_AIM_: Return each line of the listing that contains the string "JSON".

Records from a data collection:
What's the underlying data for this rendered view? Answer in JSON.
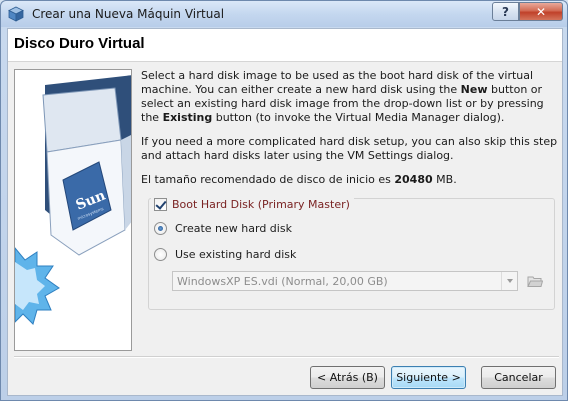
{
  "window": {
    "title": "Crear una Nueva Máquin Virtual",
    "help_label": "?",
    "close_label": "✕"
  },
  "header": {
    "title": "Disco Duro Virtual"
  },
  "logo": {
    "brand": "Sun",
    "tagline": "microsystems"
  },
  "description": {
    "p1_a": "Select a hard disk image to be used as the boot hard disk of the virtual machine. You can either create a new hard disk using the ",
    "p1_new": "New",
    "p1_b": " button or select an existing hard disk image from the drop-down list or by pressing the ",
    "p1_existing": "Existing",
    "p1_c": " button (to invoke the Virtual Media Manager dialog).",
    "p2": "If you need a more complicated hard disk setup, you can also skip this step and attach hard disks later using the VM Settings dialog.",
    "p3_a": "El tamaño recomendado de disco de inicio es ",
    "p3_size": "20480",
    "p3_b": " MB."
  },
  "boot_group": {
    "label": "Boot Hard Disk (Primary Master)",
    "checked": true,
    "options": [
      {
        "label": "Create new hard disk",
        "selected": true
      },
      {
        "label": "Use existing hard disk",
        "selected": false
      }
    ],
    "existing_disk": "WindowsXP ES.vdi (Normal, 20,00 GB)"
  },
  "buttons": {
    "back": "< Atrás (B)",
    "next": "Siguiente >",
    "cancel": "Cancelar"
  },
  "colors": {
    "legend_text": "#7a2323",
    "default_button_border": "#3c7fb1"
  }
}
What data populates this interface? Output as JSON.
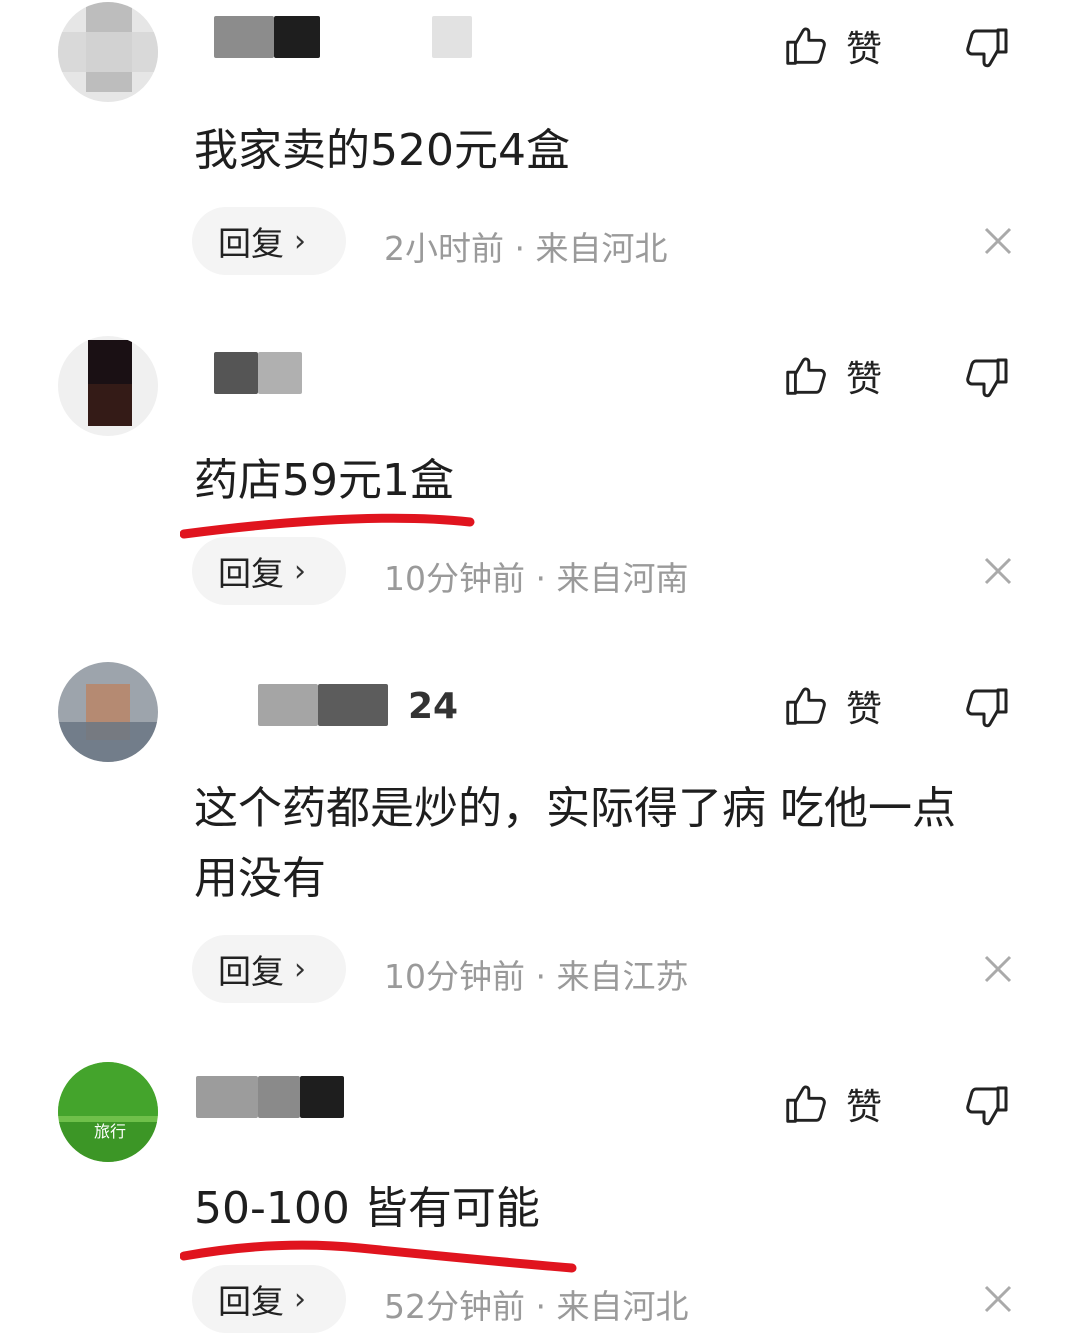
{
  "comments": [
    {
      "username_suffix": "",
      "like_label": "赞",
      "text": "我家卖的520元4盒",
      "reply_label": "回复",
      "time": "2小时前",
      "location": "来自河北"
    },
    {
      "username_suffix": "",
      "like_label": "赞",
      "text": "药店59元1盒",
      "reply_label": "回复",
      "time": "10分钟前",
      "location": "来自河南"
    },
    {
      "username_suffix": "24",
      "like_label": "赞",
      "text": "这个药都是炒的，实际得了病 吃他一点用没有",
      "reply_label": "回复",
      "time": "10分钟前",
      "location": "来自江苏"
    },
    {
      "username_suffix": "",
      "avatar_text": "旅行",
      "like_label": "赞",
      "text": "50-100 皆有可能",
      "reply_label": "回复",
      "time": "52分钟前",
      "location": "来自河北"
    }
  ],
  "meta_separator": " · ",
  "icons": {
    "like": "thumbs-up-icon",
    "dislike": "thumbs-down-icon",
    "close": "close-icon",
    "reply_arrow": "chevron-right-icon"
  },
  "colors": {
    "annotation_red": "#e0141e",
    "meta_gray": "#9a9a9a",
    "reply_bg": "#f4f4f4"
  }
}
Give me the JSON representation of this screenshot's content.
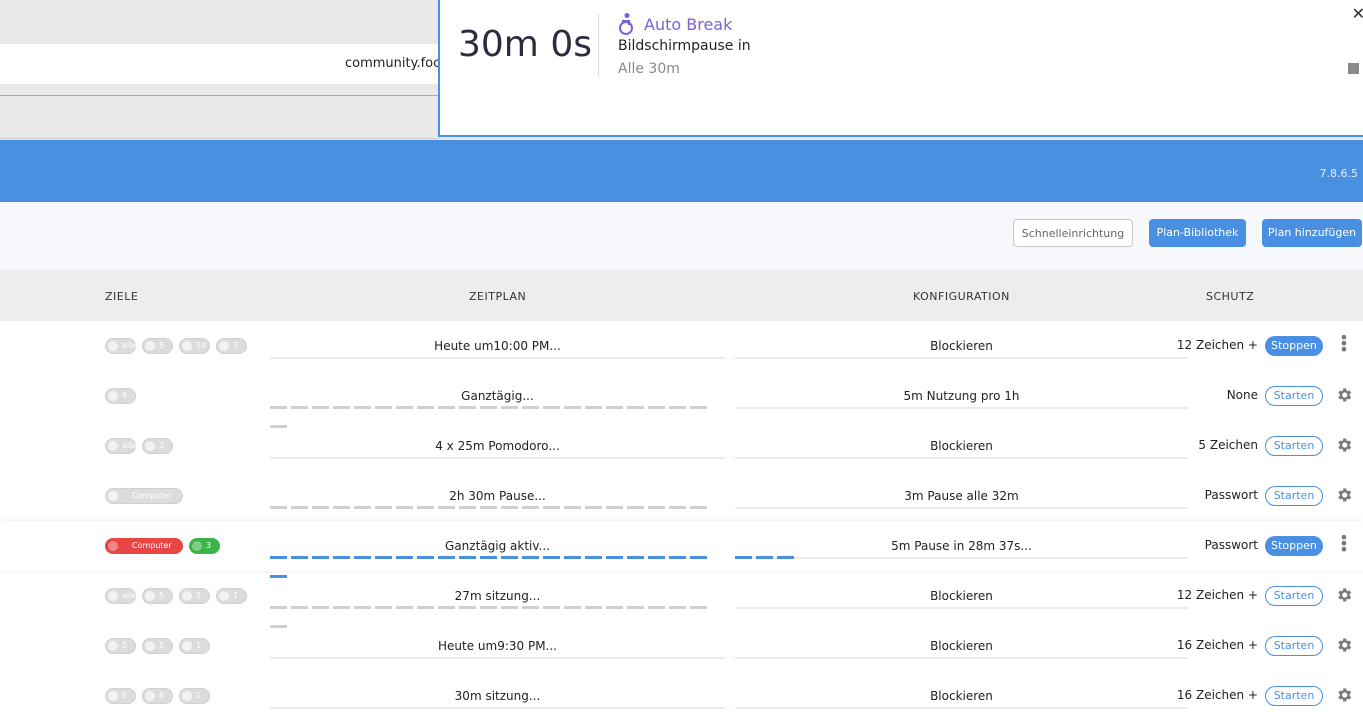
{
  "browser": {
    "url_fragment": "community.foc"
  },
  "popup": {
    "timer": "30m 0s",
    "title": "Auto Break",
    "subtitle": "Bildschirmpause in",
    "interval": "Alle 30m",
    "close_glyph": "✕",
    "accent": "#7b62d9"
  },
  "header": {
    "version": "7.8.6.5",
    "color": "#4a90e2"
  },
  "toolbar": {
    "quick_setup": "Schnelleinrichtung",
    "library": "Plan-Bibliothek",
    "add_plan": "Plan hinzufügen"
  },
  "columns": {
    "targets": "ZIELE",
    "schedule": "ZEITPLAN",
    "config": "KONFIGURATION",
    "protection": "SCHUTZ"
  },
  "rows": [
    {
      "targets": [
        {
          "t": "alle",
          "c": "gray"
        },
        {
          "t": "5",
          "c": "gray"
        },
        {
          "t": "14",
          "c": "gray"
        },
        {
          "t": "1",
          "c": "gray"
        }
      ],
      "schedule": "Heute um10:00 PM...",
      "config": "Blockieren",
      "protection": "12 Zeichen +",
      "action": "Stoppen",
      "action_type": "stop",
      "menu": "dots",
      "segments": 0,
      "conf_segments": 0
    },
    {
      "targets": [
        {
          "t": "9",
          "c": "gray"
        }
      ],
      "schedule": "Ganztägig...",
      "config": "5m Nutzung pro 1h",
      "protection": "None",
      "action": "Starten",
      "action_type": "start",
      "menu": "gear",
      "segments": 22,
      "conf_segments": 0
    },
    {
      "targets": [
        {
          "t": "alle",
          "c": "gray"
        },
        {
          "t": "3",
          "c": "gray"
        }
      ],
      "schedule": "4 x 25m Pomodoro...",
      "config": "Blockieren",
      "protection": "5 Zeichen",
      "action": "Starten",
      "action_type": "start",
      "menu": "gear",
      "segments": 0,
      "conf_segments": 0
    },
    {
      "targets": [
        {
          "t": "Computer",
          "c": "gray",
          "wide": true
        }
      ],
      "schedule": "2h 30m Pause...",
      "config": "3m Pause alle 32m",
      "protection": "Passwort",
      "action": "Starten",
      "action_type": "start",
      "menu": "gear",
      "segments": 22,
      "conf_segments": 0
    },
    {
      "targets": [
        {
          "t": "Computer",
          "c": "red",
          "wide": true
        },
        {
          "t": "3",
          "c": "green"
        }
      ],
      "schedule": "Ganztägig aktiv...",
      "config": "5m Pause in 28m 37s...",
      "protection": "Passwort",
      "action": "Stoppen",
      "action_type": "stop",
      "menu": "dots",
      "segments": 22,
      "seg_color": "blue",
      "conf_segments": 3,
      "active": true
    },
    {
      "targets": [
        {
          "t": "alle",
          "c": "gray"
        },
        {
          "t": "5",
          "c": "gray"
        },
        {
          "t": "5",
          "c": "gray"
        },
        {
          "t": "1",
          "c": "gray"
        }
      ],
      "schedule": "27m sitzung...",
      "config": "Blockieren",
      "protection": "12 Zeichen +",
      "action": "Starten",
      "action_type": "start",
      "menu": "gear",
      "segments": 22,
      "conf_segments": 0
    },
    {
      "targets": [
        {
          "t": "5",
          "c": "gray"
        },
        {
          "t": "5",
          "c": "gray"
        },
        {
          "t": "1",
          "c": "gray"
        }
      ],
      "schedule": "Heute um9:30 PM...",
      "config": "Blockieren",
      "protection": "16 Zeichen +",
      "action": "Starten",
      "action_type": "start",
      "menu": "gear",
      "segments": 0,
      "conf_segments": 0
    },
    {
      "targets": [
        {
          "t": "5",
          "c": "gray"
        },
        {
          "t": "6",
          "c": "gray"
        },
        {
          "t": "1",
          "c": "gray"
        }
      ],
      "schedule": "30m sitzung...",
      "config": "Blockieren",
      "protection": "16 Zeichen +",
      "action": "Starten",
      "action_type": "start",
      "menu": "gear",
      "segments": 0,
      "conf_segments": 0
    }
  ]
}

_EXERCISE ANSWER_:
What's the underlying data for this rendered view? Answer in JSON.
What data populates this interface? Output as JSON.
Give me the JSON representation of this screenshot's content.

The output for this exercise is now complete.